STATED PROBLEM. Select all lines with the string "html" in them, and copy those lines.

-- begin ENTRIES SHOWN --

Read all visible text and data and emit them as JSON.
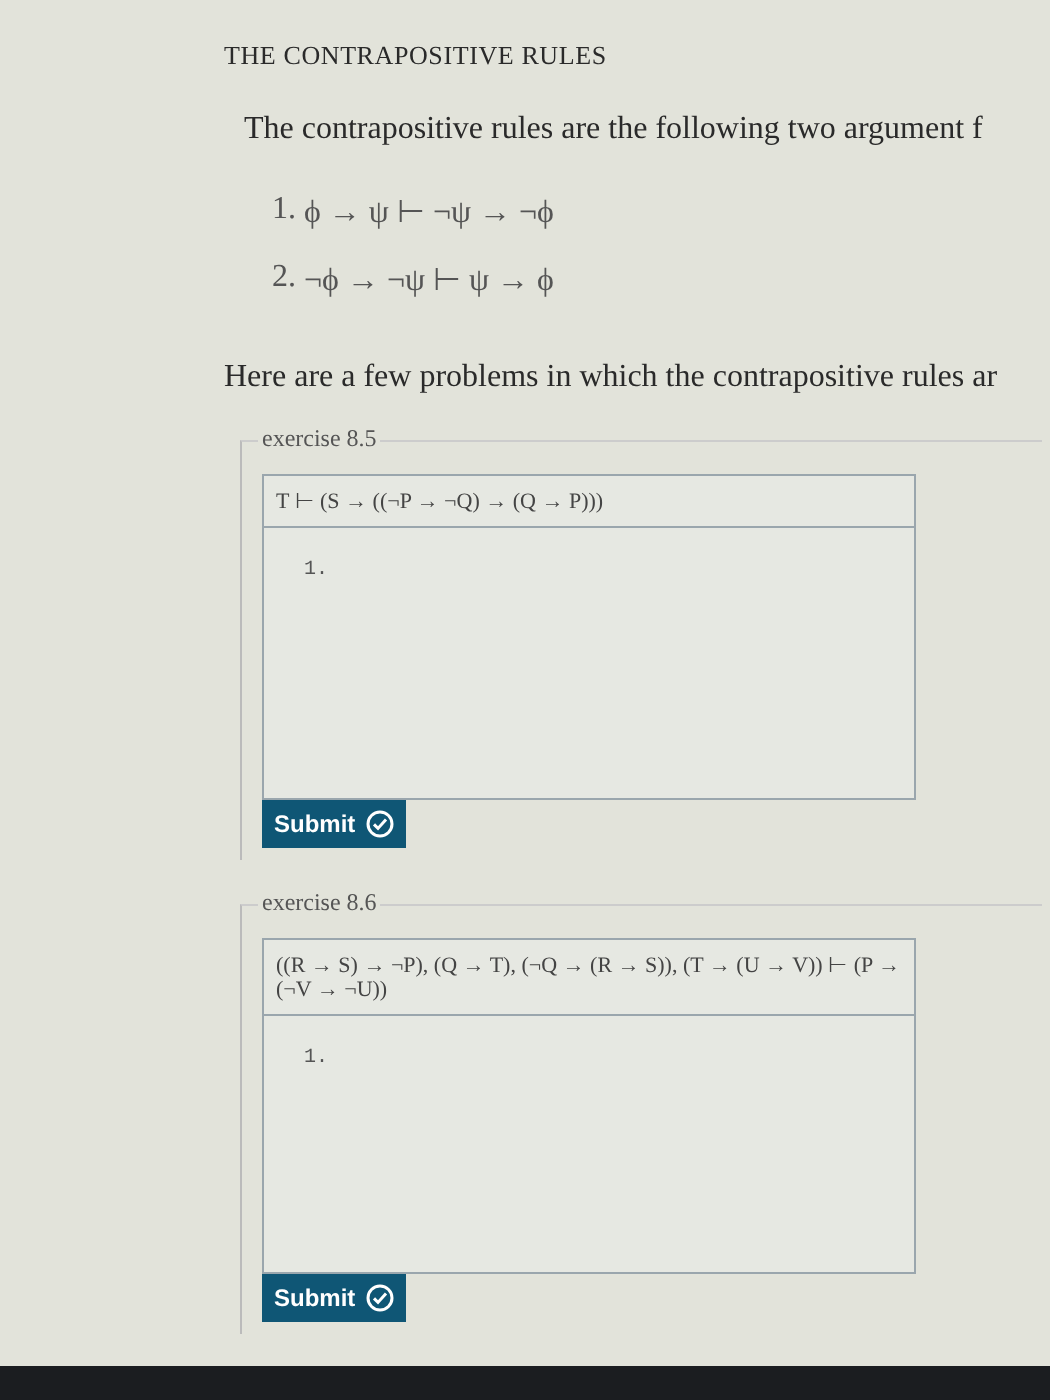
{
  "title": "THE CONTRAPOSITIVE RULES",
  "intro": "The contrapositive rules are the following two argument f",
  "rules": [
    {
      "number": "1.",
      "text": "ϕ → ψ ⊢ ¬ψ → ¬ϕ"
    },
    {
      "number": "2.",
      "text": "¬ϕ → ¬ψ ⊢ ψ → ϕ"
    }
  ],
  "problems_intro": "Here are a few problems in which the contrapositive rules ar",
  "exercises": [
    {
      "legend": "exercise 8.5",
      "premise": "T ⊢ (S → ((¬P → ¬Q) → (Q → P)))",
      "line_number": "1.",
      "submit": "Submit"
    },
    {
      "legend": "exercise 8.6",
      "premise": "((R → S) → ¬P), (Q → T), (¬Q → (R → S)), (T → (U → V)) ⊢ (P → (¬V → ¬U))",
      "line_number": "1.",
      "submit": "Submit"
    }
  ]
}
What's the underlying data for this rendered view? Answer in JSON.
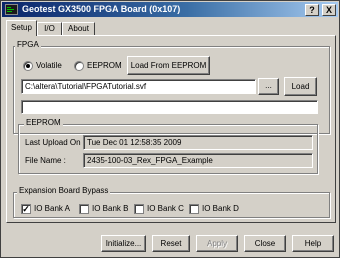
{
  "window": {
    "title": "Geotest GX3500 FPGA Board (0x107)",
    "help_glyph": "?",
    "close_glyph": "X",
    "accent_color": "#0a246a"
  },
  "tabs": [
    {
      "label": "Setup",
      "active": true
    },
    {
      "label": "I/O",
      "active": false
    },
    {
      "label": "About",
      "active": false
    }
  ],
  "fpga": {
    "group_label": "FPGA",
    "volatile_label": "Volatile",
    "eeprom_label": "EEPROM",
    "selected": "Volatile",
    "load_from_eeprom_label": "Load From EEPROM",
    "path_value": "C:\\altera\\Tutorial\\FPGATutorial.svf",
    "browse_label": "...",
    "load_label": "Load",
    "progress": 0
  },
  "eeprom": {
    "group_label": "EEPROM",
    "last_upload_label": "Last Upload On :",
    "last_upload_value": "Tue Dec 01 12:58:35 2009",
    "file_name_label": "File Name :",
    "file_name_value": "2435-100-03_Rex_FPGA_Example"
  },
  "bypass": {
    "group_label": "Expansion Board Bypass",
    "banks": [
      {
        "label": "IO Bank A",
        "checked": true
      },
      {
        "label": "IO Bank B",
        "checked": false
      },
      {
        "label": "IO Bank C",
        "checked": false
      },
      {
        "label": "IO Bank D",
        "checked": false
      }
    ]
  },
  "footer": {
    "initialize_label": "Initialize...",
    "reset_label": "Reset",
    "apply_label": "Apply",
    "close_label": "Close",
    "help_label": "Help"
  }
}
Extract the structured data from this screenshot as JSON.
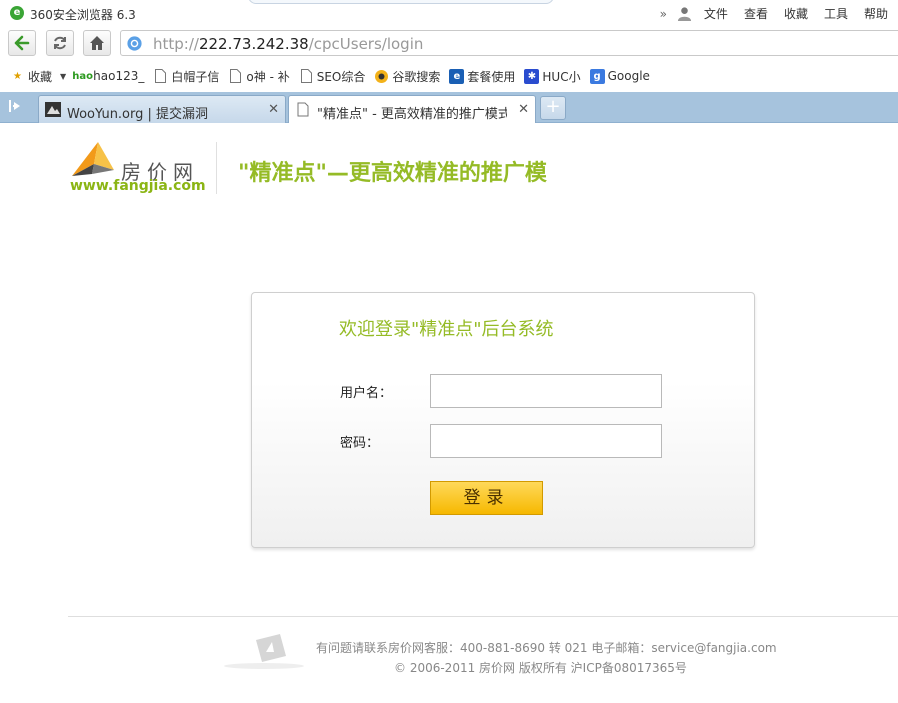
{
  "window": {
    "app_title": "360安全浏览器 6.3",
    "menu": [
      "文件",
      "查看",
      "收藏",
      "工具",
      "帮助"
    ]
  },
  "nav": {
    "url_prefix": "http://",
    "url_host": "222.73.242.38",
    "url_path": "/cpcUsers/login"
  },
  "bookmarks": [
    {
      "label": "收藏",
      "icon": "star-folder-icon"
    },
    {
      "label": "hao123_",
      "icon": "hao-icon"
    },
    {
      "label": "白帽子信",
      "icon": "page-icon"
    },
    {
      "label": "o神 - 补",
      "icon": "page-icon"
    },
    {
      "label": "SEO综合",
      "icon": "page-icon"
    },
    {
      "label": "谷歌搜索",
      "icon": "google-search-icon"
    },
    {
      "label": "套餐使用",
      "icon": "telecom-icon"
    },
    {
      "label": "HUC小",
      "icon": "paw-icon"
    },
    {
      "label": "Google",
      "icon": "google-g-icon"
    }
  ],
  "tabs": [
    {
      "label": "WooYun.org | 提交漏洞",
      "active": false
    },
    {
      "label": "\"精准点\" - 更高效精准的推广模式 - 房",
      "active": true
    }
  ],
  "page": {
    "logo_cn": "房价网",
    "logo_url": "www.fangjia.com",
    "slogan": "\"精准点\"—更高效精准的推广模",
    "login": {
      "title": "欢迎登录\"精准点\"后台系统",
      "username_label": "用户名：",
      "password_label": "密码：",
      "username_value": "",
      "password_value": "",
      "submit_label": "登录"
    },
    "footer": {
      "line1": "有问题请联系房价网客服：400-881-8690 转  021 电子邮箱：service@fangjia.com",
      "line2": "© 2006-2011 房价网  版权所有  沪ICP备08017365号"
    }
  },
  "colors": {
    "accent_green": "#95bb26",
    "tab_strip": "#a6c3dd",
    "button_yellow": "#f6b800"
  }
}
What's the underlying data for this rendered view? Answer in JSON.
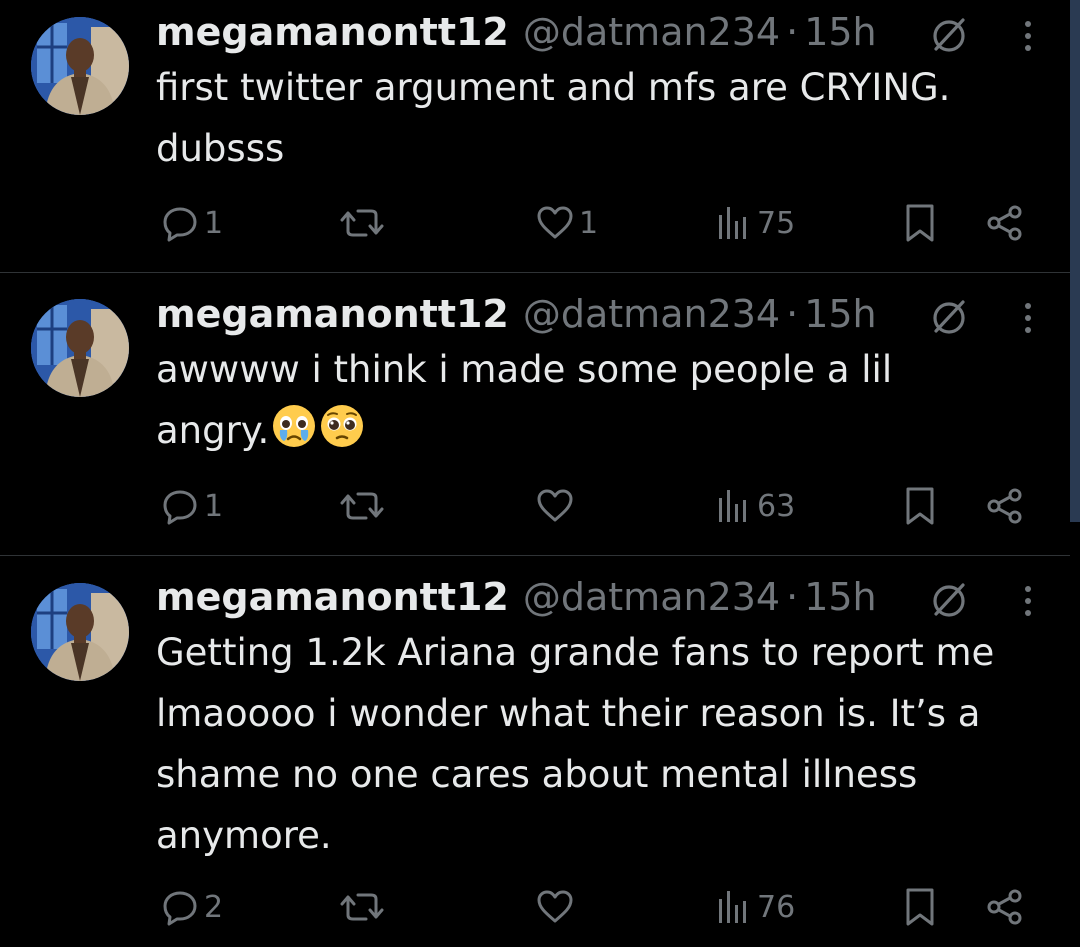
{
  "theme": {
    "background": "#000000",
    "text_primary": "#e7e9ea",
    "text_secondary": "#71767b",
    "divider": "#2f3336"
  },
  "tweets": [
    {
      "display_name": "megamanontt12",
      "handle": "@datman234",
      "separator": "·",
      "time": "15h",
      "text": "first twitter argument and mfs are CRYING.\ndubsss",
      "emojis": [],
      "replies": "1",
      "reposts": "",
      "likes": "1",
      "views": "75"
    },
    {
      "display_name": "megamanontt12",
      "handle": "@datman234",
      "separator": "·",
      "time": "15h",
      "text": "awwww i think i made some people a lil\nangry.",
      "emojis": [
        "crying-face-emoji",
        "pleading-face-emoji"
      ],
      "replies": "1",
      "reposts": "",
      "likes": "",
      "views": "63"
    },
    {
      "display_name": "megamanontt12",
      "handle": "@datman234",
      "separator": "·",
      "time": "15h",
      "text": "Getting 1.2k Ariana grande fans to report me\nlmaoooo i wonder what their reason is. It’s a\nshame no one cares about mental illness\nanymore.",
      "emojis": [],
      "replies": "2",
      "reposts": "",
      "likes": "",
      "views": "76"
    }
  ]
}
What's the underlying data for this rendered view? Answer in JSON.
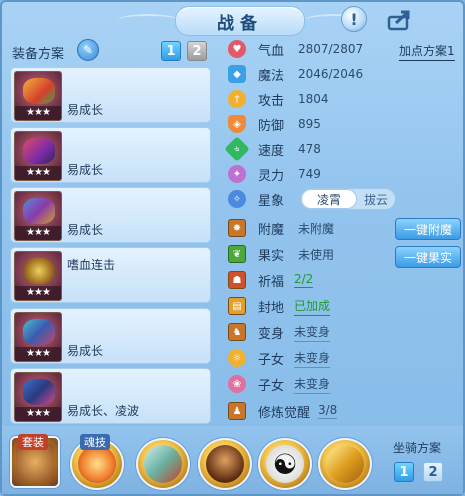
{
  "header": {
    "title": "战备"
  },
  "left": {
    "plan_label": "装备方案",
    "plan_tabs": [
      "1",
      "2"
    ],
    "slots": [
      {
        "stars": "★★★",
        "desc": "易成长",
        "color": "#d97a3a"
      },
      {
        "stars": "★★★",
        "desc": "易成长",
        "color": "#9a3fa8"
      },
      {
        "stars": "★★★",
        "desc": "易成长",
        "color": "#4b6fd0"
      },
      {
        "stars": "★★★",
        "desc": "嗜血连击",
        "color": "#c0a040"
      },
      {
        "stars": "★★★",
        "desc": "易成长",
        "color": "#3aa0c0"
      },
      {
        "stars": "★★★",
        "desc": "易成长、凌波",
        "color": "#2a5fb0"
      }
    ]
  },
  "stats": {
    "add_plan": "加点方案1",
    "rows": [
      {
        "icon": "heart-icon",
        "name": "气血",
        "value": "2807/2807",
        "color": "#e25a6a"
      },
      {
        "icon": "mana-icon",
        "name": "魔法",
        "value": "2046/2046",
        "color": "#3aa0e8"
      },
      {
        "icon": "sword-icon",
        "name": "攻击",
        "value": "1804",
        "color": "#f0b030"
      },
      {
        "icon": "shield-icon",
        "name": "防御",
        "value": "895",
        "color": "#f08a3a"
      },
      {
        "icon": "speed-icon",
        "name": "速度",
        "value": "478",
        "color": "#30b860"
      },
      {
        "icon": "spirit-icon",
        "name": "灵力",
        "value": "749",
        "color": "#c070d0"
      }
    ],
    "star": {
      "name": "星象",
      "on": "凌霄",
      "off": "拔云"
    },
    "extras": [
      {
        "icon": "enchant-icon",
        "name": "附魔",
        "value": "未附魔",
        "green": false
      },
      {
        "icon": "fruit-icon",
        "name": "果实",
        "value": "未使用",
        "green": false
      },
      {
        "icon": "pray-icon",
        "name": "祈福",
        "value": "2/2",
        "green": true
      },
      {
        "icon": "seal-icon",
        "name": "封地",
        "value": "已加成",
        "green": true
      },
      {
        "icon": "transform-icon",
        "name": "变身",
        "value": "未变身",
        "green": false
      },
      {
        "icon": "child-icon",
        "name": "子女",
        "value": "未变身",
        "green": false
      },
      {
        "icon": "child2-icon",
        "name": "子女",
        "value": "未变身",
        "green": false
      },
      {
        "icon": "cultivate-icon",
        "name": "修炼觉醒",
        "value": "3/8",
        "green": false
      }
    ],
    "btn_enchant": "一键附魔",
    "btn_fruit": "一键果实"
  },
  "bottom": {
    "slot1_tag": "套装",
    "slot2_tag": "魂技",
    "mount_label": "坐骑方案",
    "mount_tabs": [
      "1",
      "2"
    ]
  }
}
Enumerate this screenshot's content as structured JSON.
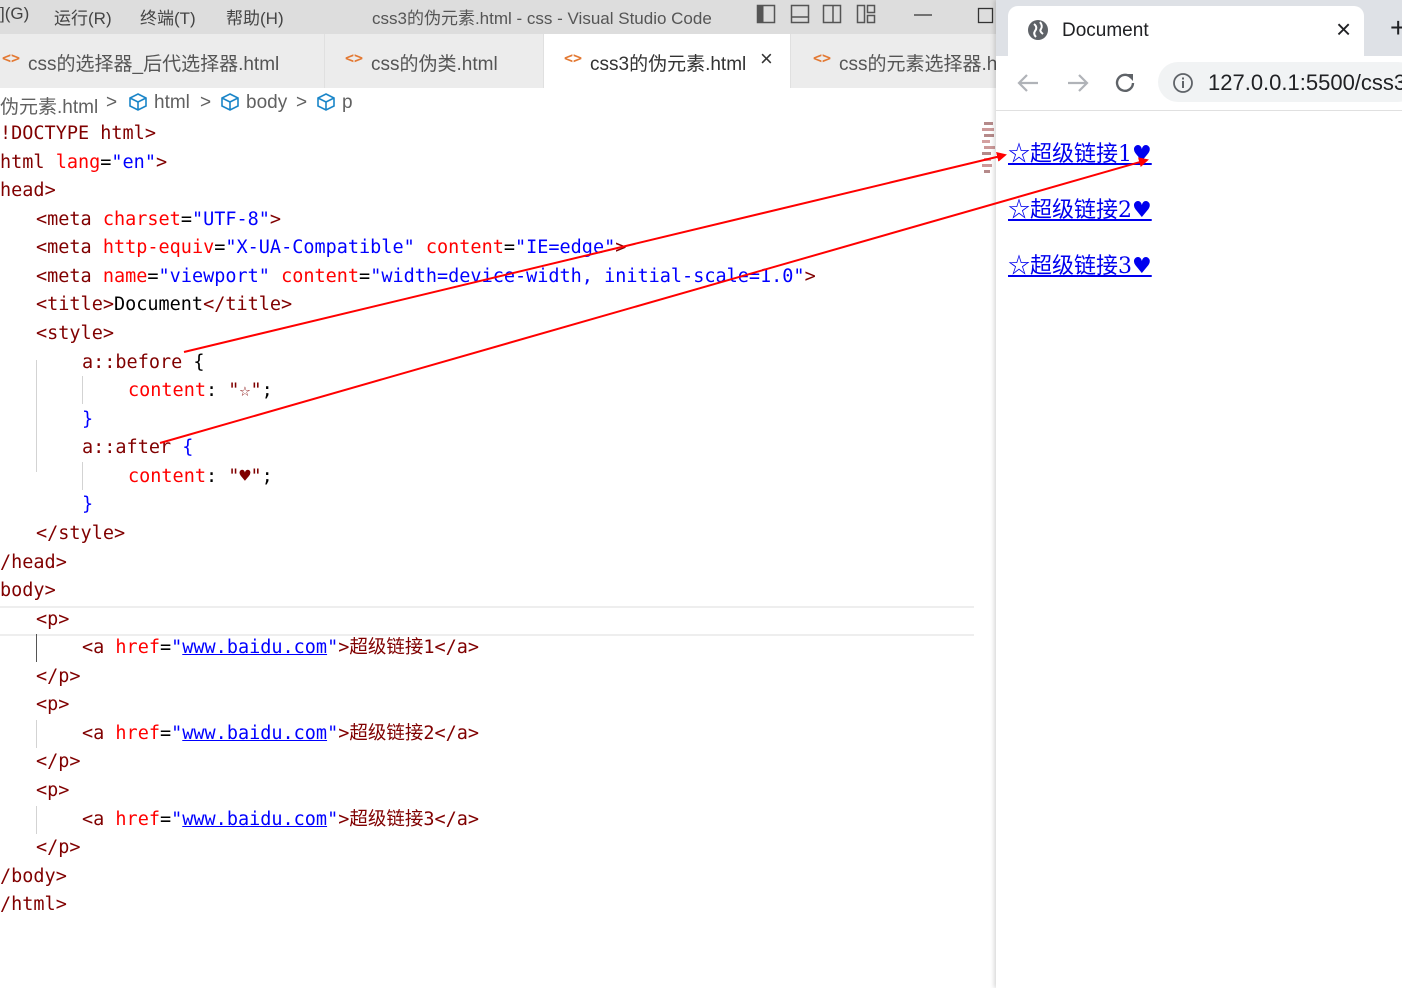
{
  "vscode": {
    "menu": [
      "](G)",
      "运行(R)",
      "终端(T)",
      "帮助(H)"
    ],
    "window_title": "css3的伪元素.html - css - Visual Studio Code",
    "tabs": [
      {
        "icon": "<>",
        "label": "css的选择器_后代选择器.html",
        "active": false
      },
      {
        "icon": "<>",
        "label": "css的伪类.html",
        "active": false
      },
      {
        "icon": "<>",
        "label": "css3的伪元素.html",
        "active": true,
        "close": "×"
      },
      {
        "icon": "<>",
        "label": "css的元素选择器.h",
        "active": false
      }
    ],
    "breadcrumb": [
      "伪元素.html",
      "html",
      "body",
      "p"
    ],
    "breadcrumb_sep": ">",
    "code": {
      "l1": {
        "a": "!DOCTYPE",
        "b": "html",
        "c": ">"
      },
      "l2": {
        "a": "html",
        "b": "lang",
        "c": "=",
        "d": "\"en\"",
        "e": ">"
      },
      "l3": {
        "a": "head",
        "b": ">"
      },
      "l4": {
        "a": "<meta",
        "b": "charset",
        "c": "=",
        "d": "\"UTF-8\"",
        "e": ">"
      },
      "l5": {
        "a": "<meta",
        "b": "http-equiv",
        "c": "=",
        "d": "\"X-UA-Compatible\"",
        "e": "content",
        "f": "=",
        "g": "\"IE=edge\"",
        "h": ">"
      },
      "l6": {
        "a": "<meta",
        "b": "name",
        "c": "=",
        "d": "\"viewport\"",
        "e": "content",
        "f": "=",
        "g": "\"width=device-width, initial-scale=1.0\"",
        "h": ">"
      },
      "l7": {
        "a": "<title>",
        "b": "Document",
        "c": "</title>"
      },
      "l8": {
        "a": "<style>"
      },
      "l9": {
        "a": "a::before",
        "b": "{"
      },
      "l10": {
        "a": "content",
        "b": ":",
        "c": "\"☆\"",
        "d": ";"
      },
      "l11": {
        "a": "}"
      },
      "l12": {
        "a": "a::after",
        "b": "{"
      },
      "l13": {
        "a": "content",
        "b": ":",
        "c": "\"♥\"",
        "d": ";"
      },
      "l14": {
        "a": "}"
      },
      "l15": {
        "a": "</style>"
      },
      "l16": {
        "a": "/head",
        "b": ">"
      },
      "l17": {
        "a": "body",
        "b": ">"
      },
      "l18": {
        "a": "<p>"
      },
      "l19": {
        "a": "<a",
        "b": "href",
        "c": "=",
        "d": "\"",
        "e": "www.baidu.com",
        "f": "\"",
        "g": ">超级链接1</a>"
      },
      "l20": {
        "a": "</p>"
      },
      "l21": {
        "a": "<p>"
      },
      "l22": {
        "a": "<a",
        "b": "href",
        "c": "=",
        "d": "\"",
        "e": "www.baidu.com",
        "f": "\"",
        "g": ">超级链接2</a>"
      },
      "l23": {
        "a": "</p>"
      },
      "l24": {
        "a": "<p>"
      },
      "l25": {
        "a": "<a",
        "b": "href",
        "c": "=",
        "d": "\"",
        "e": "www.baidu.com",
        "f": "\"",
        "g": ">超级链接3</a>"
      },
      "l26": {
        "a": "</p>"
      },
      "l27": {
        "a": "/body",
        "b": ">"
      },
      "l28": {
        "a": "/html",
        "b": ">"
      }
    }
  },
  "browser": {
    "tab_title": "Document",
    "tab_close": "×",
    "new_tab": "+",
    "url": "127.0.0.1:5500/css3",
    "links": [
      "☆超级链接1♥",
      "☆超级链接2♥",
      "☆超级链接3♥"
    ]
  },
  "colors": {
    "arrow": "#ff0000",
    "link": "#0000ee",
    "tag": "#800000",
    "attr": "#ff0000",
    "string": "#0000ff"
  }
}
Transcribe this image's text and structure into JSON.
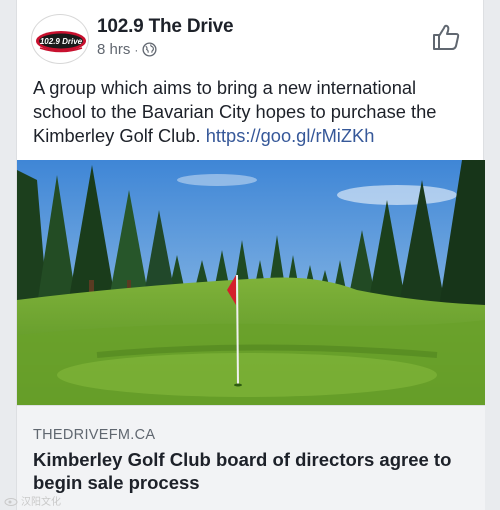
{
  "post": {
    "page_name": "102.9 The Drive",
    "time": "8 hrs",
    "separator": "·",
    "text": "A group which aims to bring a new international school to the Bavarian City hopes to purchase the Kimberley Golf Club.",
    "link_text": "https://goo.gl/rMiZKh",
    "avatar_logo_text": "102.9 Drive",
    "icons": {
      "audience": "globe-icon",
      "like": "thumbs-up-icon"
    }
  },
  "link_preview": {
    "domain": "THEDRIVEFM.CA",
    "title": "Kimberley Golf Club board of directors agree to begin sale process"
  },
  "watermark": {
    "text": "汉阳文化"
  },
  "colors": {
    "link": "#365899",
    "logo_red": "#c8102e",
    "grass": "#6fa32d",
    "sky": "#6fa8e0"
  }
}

-- end ENTRIES SHOWN --

COMPLETED EXERCISE.
    "window_title": "css3的伪元素.html - css - Visual Studio Code",
        "label": "css的选择器_后代选择器.html",
        "label": "css的伪类.html",
        "label": "css3的伪元素.html",
      "伪元素.html",
      "html",
        "b": "html",
        "a": "html",
        "a": "/html",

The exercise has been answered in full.